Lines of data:
#####

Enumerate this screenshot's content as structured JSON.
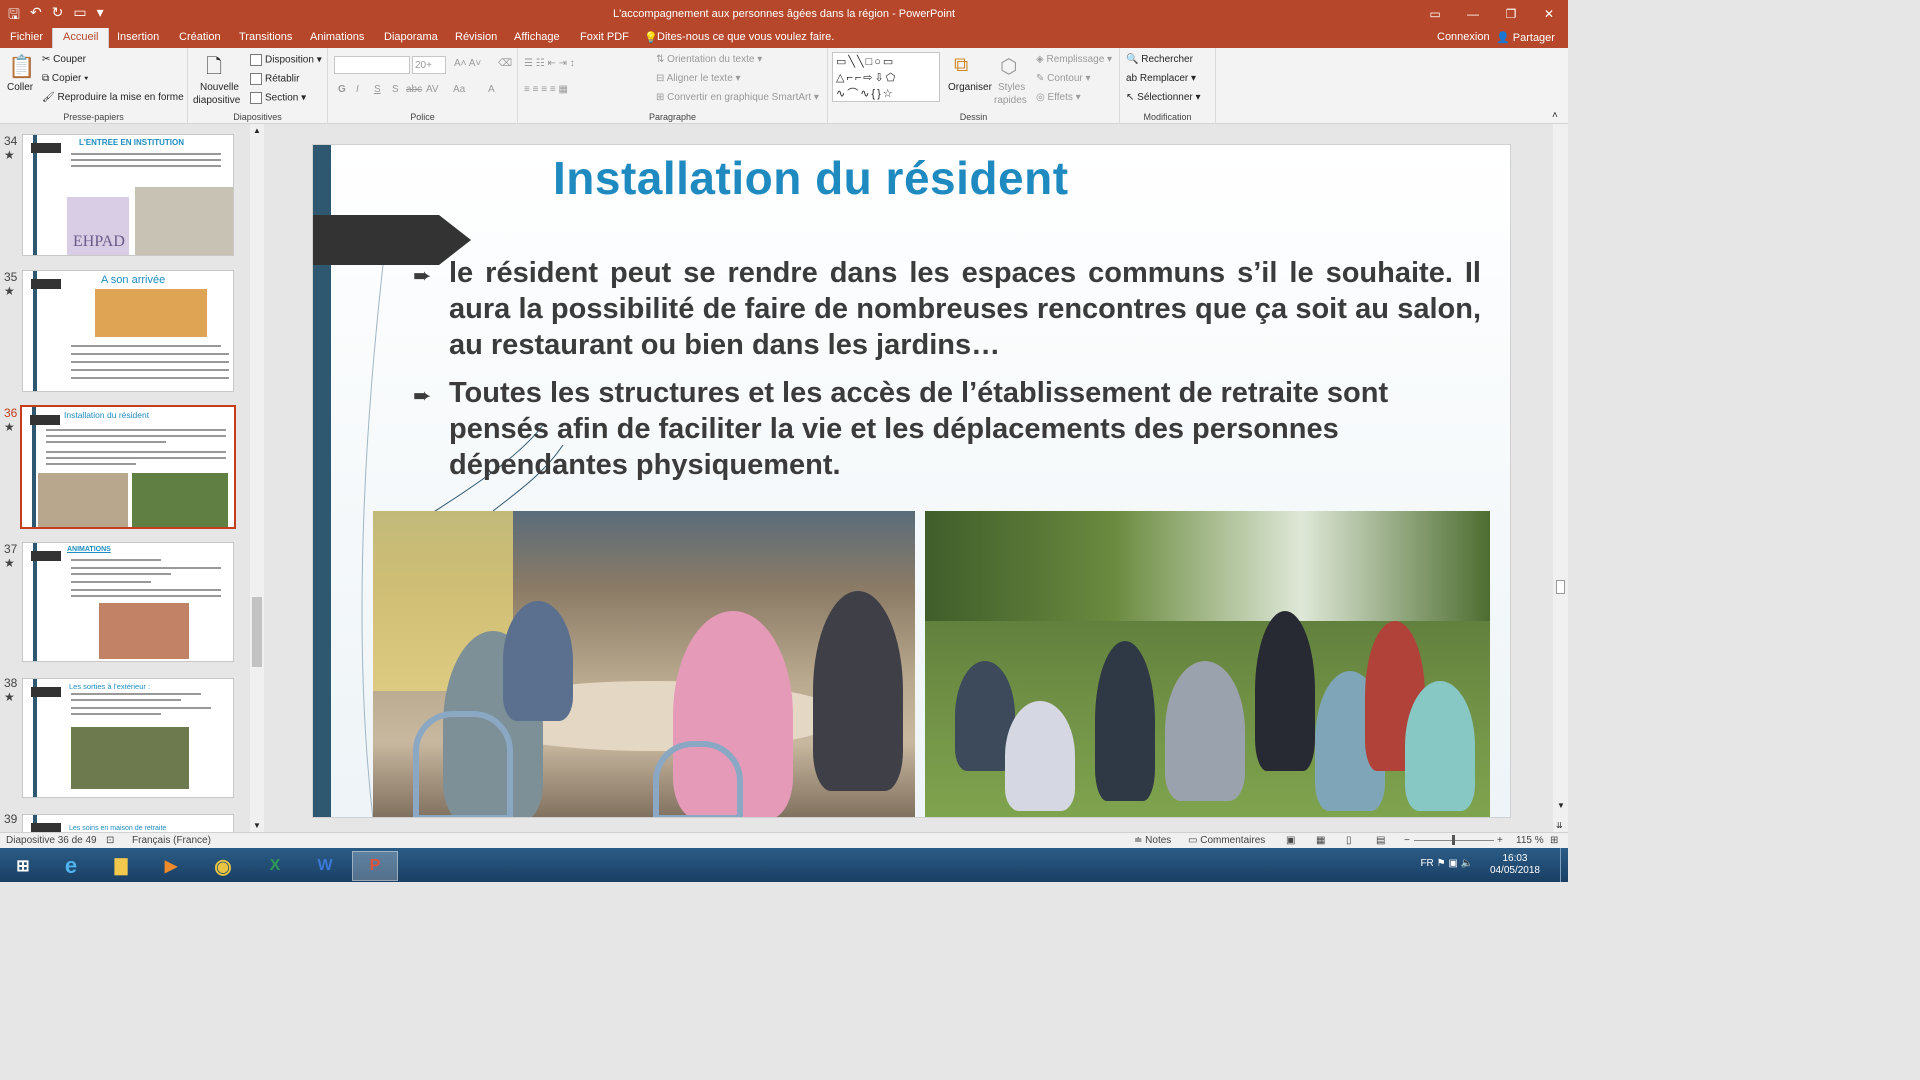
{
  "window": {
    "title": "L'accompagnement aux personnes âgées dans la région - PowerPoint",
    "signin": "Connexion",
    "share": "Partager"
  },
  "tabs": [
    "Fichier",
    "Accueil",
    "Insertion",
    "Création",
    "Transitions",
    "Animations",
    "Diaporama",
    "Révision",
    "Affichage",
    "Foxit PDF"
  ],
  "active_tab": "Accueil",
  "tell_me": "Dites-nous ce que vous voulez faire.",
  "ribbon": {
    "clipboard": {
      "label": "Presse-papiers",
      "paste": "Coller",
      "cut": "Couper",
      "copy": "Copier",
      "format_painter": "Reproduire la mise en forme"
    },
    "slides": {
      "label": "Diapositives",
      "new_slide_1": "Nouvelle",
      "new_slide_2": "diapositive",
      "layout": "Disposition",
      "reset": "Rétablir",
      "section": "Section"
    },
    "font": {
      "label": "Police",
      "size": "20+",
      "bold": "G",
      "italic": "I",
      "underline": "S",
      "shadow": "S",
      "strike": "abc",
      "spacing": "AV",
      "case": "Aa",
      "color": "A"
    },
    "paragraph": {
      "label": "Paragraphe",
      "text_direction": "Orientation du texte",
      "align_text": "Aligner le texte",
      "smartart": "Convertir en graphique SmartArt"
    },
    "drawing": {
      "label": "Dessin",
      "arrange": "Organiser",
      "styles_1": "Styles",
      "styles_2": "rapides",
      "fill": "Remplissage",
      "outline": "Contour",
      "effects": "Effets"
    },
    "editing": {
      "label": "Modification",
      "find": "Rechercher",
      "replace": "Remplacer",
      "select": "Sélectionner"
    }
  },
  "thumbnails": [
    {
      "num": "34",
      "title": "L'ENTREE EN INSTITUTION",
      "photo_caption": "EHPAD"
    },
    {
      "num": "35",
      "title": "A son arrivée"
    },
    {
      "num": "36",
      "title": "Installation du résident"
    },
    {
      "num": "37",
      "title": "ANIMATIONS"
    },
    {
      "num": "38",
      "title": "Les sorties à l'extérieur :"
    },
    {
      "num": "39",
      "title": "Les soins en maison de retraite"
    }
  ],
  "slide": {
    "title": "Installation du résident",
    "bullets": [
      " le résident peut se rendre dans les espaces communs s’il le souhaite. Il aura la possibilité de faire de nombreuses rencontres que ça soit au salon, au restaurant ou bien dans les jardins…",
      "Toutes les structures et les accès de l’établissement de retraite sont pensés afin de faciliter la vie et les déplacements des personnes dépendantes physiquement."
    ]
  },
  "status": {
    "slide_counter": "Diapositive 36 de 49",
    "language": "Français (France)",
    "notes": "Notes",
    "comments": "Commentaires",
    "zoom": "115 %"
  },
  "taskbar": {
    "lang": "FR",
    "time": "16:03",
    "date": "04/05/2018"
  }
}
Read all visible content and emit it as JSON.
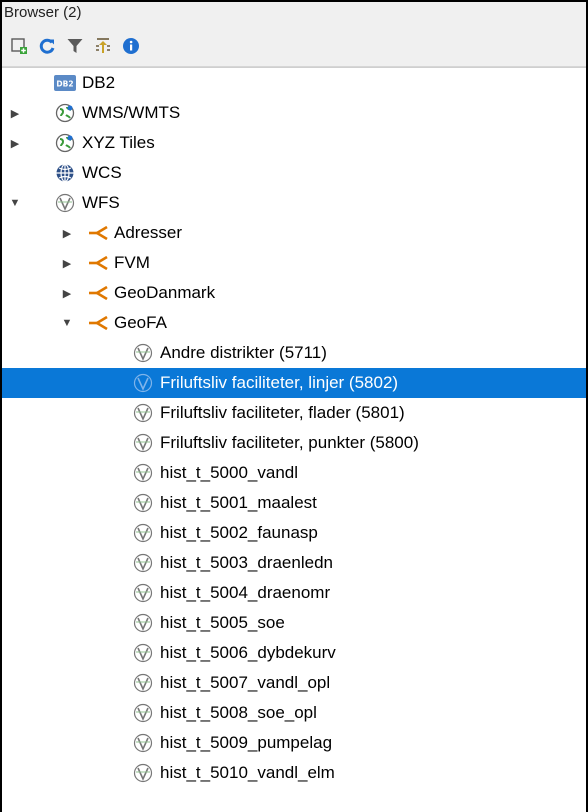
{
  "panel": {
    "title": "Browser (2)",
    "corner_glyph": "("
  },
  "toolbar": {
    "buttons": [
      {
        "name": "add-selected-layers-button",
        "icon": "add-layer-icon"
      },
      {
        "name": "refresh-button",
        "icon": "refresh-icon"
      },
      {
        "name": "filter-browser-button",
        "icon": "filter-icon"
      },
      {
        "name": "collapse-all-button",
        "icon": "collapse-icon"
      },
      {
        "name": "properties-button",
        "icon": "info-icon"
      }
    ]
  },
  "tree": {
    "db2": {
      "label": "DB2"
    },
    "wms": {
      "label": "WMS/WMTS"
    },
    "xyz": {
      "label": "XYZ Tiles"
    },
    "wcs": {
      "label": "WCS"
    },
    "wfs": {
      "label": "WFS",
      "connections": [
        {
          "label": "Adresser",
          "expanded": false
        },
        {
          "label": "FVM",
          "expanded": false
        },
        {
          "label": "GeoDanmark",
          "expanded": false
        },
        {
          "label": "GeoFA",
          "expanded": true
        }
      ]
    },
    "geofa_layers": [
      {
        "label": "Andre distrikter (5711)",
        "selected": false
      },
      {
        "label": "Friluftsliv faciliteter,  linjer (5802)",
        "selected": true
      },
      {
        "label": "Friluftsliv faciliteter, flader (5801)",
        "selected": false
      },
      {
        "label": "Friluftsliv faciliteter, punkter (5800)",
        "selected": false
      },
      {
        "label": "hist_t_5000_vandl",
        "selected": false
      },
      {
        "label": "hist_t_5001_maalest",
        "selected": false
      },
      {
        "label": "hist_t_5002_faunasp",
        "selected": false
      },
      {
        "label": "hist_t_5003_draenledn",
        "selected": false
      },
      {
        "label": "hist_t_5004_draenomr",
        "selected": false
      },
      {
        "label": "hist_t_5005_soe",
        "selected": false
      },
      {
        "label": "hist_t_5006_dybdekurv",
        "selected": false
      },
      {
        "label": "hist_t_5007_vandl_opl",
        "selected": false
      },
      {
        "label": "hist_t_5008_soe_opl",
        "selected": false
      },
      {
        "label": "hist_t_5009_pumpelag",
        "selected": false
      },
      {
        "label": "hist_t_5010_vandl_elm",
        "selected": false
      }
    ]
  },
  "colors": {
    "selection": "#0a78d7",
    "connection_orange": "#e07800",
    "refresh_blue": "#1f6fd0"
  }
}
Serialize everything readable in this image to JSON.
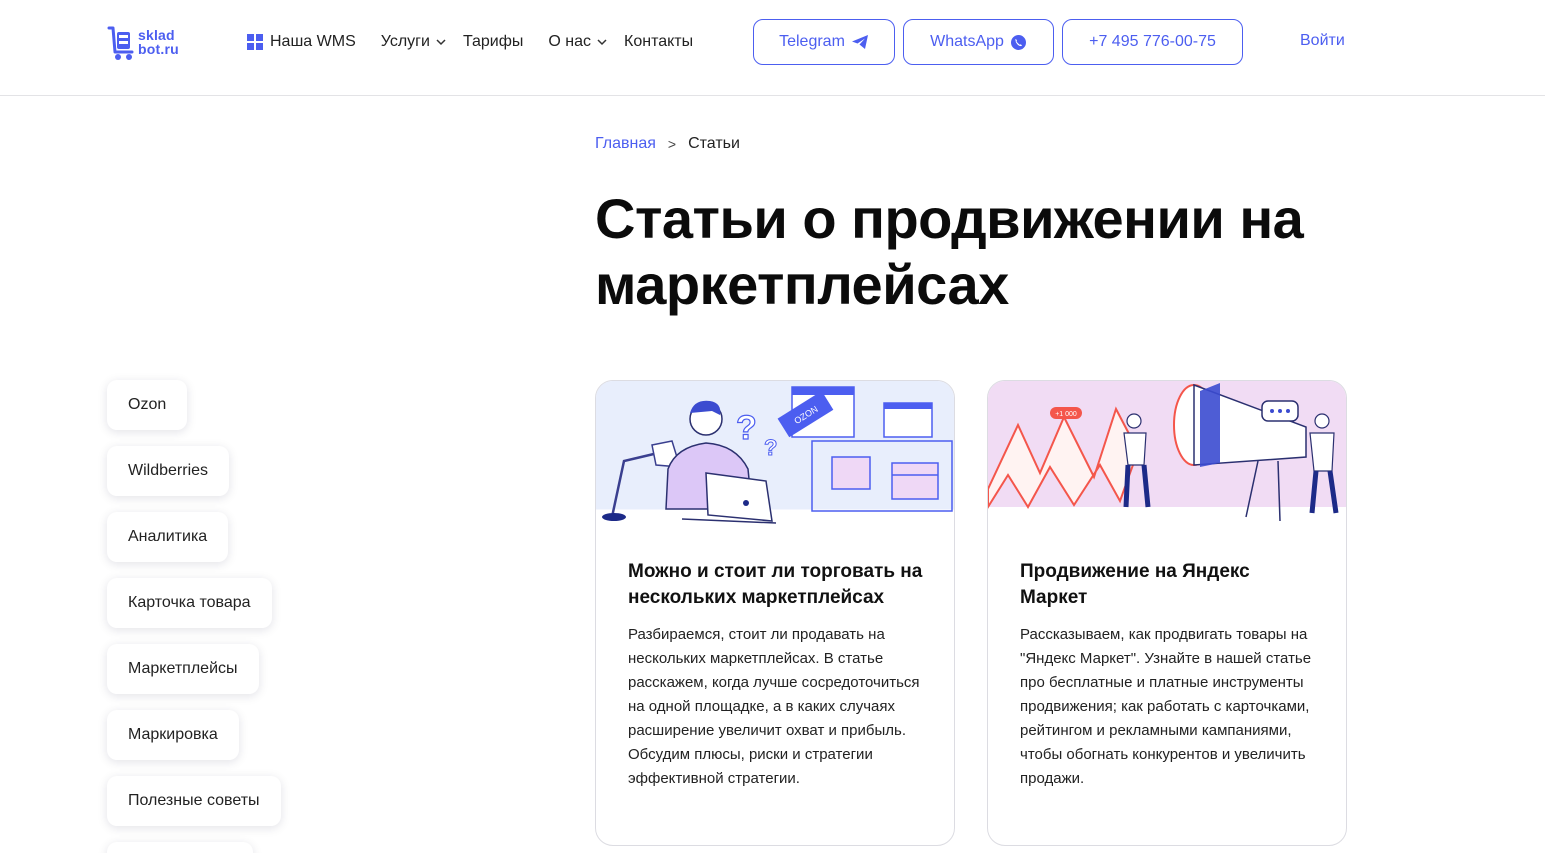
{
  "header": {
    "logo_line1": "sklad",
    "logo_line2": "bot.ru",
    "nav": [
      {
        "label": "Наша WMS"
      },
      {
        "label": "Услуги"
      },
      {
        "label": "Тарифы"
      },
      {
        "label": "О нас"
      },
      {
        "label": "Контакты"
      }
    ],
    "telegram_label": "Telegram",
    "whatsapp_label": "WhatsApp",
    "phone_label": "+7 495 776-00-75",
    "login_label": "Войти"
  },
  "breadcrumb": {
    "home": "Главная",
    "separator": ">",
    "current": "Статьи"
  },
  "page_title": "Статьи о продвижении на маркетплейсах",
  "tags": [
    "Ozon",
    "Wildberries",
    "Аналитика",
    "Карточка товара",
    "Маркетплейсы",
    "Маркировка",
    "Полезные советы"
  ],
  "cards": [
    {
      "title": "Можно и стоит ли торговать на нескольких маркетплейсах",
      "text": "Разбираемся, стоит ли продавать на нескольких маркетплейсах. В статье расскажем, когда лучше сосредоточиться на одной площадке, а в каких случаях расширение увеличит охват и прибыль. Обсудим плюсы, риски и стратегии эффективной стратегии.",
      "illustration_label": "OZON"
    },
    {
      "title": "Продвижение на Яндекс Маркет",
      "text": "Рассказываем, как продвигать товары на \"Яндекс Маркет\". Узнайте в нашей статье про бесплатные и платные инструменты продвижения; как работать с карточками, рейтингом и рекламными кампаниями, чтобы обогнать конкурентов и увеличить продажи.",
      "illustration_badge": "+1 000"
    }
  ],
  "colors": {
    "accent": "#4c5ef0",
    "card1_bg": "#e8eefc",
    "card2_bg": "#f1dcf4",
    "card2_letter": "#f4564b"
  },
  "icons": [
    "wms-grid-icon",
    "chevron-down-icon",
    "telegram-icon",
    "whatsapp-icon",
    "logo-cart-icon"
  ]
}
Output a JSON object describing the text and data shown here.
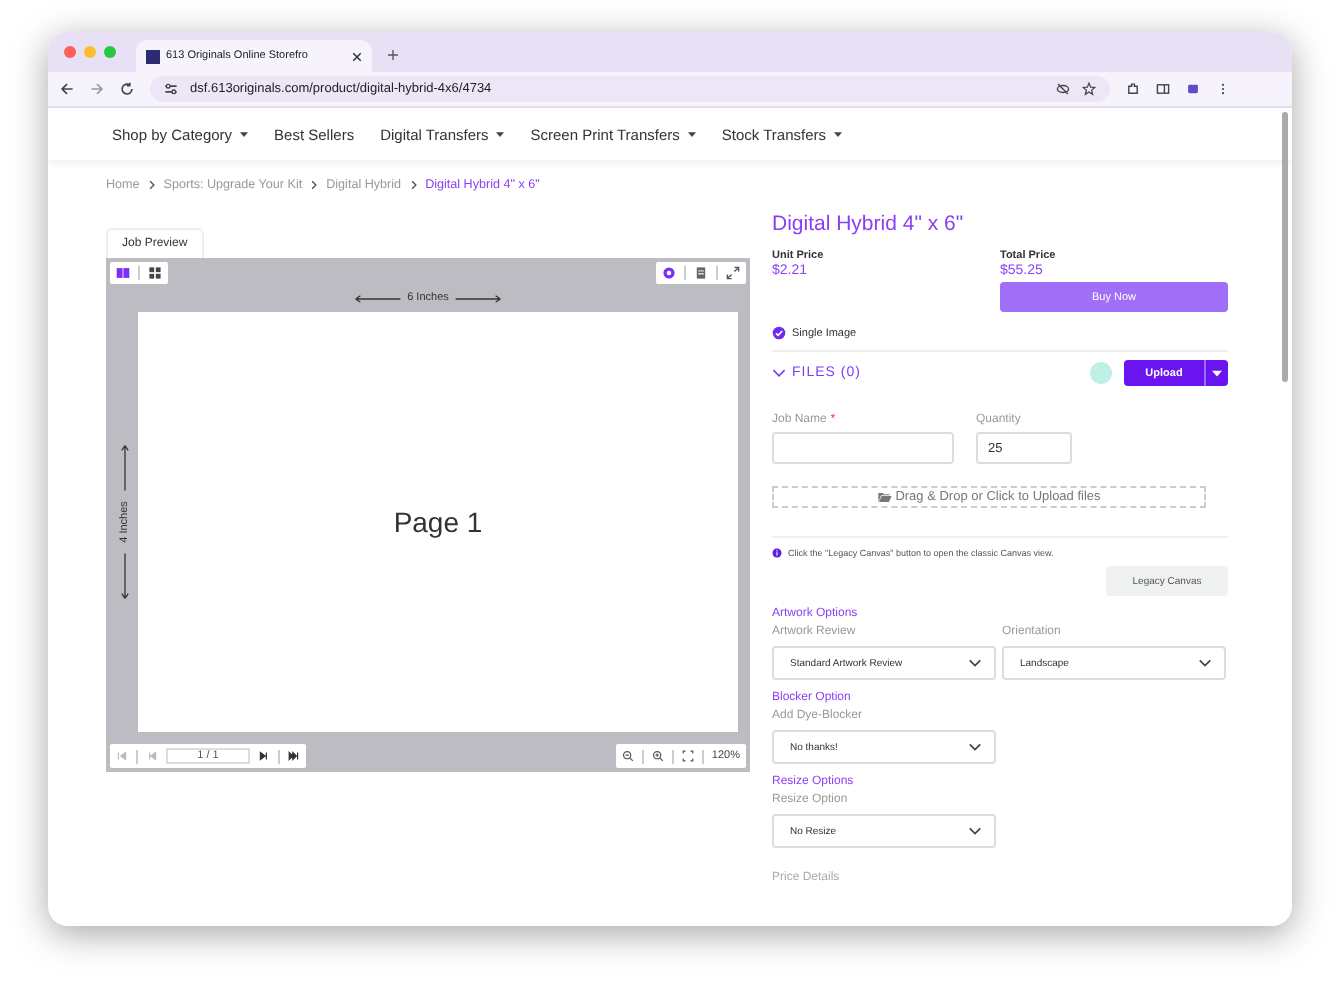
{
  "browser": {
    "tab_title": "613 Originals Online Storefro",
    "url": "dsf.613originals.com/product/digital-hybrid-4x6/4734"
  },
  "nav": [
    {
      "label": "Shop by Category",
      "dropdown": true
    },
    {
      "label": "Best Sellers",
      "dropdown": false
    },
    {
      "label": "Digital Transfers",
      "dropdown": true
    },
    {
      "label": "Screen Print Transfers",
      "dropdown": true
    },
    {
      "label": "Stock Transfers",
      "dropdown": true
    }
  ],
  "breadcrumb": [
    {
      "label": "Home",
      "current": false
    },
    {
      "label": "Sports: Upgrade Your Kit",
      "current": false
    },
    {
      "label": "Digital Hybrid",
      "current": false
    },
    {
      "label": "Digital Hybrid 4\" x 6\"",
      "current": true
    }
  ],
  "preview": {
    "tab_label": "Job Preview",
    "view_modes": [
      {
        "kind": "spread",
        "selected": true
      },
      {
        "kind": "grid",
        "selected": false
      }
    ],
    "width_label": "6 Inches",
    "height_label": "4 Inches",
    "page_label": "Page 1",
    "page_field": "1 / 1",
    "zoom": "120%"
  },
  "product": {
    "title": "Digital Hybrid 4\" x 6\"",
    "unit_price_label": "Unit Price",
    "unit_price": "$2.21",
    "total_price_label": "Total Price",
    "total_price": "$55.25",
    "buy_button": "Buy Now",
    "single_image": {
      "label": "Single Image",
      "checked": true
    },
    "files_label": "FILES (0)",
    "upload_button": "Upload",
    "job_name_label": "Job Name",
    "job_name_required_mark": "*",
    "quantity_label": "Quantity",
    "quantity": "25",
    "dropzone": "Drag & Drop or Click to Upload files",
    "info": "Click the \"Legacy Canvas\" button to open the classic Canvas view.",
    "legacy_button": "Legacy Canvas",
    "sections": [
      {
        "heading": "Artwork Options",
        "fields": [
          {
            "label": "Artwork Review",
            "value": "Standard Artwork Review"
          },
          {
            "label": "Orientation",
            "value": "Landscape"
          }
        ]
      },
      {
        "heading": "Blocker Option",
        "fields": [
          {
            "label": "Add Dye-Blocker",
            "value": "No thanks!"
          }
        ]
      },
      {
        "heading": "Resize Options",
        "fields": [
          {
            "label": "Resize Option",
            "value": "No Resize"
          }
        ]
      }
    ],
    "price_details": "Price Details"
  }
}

#####

◆ **Exercise task**: Copy every line in the records above that contains the word "texte".

◆ **Solution to this exercise**:
      "text_direction": "Orientation du texte",
      "align_text": "Aligner le texte",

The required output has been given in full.